▶ [Work required]
The expected output is the complete data, reproduced exactly.

START Provided material

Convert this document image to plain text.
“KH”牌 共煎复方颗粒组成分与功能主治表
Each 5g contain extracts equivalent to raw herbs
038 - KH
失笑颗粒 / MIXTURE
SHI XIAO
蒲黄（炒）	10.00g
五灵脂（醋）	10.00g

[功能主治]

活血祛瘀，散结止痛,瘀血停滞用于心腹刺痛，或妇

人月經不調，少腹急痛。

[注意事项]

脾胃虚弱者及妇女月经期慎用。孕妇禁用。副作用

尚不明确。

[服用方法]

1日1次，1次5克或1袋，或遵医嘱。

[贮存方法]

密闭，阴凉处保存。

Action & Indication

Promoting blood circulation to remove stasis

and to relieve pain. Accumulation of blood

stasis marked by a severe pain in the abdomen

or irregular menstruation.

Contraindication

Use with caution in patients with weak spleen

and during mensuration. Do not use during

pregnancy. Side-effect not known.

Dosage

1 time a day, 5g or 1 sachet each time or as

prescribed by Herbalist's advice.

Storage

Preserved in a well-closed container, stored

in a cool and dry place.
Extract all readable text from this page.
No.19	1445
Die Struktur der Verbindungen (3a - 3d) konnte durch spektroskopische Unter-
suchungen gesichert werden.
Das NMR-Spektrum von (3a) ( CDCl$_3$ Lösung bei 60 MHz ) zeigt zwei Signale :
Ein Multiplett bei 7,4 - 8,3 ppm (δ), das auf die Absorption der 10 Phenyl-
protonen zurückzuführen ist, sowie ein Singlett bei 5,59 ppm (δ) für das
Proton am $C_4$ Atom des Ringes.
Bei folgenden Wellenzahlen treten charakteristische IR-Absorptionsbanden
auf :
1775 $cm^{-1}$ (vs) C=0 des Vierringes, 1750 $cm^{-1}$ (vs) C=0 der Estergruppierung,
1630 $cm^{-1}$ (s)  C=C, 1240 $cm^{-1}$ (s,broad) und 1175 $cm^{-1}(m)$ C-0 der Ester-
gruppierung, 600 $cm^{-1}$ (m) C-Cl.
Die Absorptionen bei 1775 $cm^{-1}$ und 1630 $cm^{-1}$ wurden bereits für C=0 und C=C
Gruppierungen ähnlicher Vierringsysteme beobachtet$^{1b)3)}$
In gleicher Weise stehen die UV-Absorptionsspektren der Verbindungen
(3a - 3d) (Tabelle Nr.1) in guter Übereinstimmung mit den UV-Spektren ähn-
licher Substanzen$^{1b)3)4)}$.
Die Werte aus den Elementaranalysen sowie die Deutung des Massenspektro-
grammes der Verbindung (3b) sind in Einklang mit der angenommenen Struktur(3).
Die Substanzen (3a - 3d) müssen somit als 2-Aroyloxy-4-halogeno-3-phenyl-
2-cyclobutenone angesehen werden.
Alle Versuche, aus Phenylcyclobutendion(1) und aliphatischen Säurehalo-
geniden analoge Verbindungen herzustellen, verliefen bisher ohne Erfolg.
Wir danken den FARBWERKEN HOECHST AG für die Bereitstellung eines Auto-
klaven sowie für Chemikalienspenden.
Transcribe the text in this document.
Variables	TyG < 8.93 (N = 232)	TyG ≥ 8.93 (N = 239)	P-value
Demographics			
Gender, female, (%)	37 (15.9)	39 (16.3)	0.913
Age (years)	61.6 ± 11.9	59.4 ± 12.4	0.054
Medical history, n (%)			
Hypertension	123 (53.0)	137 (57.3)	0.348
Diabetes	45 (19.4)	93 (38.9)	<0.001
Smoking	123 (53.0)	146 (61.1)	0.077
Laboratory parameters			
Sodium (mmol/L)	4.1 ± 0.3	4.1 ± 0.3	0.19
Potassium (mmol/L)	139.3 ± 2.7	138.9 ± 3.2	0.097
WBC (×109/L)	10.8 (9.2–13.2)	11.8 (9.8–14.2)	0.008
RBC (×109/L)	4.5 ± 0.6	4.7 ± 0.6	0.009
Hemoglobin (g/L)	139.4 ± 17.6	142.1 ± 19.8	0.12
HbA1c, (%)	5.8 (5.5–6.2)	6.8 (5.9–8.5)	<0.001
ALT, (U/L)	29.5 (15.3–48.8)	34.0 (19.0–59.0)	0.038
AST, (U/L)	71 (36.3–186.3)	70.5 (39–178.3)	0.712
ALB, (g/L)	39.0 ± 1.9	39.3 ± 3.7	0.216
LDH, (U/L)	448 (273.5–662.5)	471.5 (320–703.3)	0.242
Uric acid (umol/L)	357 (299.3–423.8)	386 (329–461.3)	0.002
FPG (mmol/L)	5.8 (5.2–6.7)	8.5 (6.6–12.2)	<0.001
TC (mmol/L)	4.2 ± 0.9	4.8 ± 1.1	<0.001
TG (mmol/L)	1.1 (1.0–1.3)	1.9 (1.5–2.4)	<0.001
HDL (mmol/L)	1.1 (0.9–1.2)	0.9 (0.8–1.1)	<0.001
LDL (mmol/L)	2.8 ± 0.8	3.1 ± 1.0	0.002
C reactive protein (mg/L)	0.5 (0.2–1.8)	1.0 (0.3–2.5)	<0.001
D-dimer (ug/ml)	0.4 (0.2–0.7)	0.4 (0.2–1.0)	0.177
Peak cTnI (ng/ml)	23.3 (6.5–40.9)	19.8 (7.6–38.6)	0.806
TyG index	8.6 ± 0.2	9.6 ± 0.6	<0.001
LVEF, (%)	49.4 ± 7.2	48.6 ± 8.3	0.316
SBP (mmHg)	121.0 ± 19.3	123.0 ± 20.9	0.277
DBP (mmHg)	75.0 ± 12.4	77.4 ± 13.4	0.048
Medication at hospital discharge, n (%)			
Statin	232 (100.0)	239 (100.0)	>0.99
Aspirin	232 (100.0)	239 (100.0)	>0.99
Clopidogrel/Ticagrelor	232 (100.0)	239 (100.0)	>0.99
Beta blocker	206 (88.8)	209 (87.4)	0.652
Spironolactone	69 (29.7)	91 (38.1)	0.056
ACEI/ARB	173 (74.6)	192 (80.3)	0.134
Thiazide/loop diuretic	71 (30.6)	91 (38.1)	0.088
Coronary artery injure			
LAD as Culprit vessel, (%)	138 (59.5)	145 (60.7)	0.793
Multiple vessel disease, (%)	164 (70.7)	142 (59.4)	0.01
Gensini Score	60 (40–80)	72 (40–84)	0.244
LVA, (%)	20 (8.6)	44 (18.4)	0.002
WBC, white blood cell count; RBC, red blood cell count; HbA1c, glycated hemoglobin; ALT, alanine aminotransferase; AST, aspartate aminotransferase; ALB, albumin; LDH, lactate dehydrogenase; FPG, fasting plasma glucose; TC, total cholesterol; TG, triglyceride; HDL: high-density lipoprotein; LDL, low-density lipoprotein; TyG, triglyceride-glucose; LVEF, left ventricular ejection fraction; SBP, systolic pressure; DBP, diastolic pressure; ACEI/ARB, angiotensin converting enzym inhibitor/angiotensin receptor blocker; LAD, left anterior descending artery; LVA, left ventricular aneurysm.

END Provided material

▶ [Problem solution]
Convert this document image to plain text.
“KH”牌 共煎复方颗粒组成分与功能主治表
Each 5g contain extracts equivalent to raw herbs
038 - KH
失笑颗粒 / MIXTURE
SHI XIAO
蒲黄（炒）	10.00g
五灵脂（醋）	10.00g

[功能主治]

活血祛瘀，散结止痛,瘀血停滞用于心腹刺痛，或妇

人月經不調，少腹急痛。

[注意事项]

脾胃虚弱者及妇女月经期慎用。孕妇禁用。副作用

尚不明确。

[服用方法]

1日1次，1次5克或1袋，或遵医嘱。

[贮存方法]

密闭，阴凉处保存。

Action & Indication

Promoting blood circulation to remove stasis

and to relieve pain. Accumulation of blood

stasis marked by a severe pain in the abdomen

or irregular menstruation.

Contraindication

Use with caution in patients with weak spleen

and during mensuration. Do not use during

pregnancy. Side-effect not known.

Dosage

1 time a day, 5g or 1 sachet each time or as

prescribed by Herbalist's advice.

Storage

Preserved in a well-closed container, stored

in a cool and dry place.
Extract all readable text from this page.
No.19	1445
Die Struktur der Verbindungen (3a - 3d) konnte durch spektroskopische Unter-
suchungen gesichert werden.
Das NMR-Spektrum von (3a) ( CDCl$_3$ Lösung bei 60 MHz ) zeigt zwei Signale :
Ein Multiplett bei 7,4 - 8,3 ppm (δ), das auf die Absorption der 10 Phenyl-
protonen zurückzuführen ist, sowie ein Singlett bei 5,59 ppm (δ) für das
Proton am $C_4$ Atom des Ringes.
Bei folgenden Wellenzahlen treten charakteristische IR-Absorptionsbanden
auf :
1775 $cm^{-1}$ (vs) C=0 des Vierringes, 1750 $cm^{-1}$ (vs) C=0 der Estergruppierung,
1630 $cm^{-1}$ (s)  C=C, 1240 $cm^{-1}$ (s,broad) und 1175 $cm^{-1}(m)$ C-0 der Ester-
gruppierung, 600 $cm^{-1}$ (m) C-Cl.
Die Absorptionen bei 1775 $cm^{-1}$ und 1630 $cm^{-1}$ wurden bereits für C=0 und C=C
Gruppierungen ähnlicher Vierringsysteme beobachtet$^{1b)3)}$
In gleicher Weise stehen die UV-Absorptionsspektren der Verbindungen
(3a - 3d) (Tabelle Nr.1) in guter Übereinstimmung mit den UV-Spektren ähn-
licher Substanzen$^{1b)3)4)}$.
Die Werte aus den Elementaranalysen sowie die Deutung des Massenspektro-
grammes der Verbindung (3b) sind in Einklang mit der angenommenen Struktur(3).
Die Substanzen (3a - 3d) müssen somit als 2-Aroyloxy-4-halogeno-3-phenyl-
2-cyclobutenone angesehen werden.
Alle Versuche, aus Phenylcyclobutendion(1) und aliphatischen Säurehalo-
geniden analoge Verbindungen herzustellen, verliefen bisher ohne Erfolg.
Wir danken den FARBWERKEN HOECHST AG für die Bereitstellung eines Auto-
klaven sowie für Chemikalienspenden.
Transcribe the text in this document.
Variables	TyG < 8.93 (N = 232)	TyG ≥ 8.93 (N = 239)	P-value
Demographics			
Gender, female, (%)	37 (15.9)	39 (16.3)	0.913
Age (years)	61.6 ± 11.9	59.4 ± 12.4	0.054
Medical history, n (%)			
Hypertension	123 (53.0)	137 (57.3)	0.348
Diabetes	45 (19.4)	93 (38.9)	<0.001
Smoking	123 (53.0)	146 (61.1)	0.077
Laboratory parameters			
Sodium (mmol/L)	4.1 ± 0.3	4.1 ± 0.3	0.19
Potassium (mmol/L)	139.3 ± 2.7	138.9 ± 3.2	0.097
WBC (×109/L)	10.8 (9.2–13.2)	11.8 (9.8–14.2)	0.008
RBC (×109/L)	4.5 ± 0.6	4.7 ± 0.6	0.009
Hemoglobin (g/L)	139.4 ± 17.6	142.1 ± 19.8	0.12
HbA1c, (%)	5.8 (5.5–6.2)	6.8 (5.9–8.5)	<0.001
ALT, (U/L)	29.5 (15.3–48.8)	34.0 (19.0–59.0)	0.038
AST, (U/L)	71 (36.3–186.3)	70.5 (39–178.3)	0.712
ALB, (g/L)	39.0 ± 1.9	39.3 ± 3.7	0.216
LDH, (U/L)	448 (273.5–662.5)	471.5 (320–703.3)	0.242
Uric acid (umol/L)	357 (299.3–423.8)	386 (329–461.3)	0.002
FPG (mmol/L)	5.8 (5.2–6.7)	8.5 (6.6–12.2)	<0.001
TC (mmol/L)	4.2 ± 0.9	4.8 ± 1.1	<0.001
TG (mmol/L)	1.1 (1.0–1.3)	1.9 (1.5–2.4)	<0.001
HDL (mmol/L)	1.1 (0.9–1.2)	0.9 (0.8–1.1)	<0.001
LDL (mmol/L)	2.8 ± 0.8	3.1 ± 1.0	0.002
C reactive protein (mg/L)	0.5 (0.2–1.8)	1.0 (0.3–2.5)	<0.001
D-dimer (ug/ml)	0.4 (0.2–0.7)	0.4 (0.2–1.0)	0.177
Peak cTnI (ng/ml)	23.3 (6.5–40.9)	19.8 (7.6–38.6)	0.806
TyG index	8.6 ± 0.2	9.6 ± 0.6	<0.001
LVEF, (%)	49.4 ± 7.2	48.6 ± 8.3	0.316
SBP (mmHg)	121.0 ± 19.3	123.0 ± 20.9	0.277
DBP (mmHg)	75.0 ± 12.4	77.4 ± 13.4	0.048
Medication at hospital discharge, n (%)			
Statin	232 (100.0)	239 (100.0)	>0.99
Aspirin	232 (100.0)	239 (100.0)	>0.99
Clopidogrel/Ticagrelor	232 (100.0)	239 (100.0)	>0.99
Beta blocker	206 (88.8)	209 (87.4)	0.652
Spironolactone	69 (29.7)	91 (38.1)	0.056
ACEI/ARB	173 (74.6)	192 (80.3)	0.134
Thiazide/loop diuretic	71 (30.6)	91 (38.1)	0.088
Coronary artery injure			
LAD as Culprit vessel, (%)	138 (59.5)	145 (60.7)	0.793
Multiple vessel disease, (%)	164 (70.7)	142 (59.4)	0.01
Gensini Score	60 (40–80)	72 (40–84)	0.244
LVA, (%)	20 (8.6)	44 (18.4)	0.002
WBC, white blood cell count; RBC, red blood cell count; HbA1c, glycated hemoglobin; ALT, alanine aminotransferase; AST, aspartate aminotransferase; ALB, albumin; LDH, lactate dehydrogenase; FPG, fasting plasma glucose; TC, total cholesterol; TG, triglyceride; HDL: high-density lipoprotein; LDL, low-density lipoprotein; TyG, triglyceride-glucose; LVEF, left ventricular ejection fraction; SBP, systolic pressure; DBP, diastolic pressure; ACEI/ARB, angiotensin converting enzym inhibitor/angiotensin receptor blocker; LAD, left anterior descending artery; LVA, left ventricular aneurysm.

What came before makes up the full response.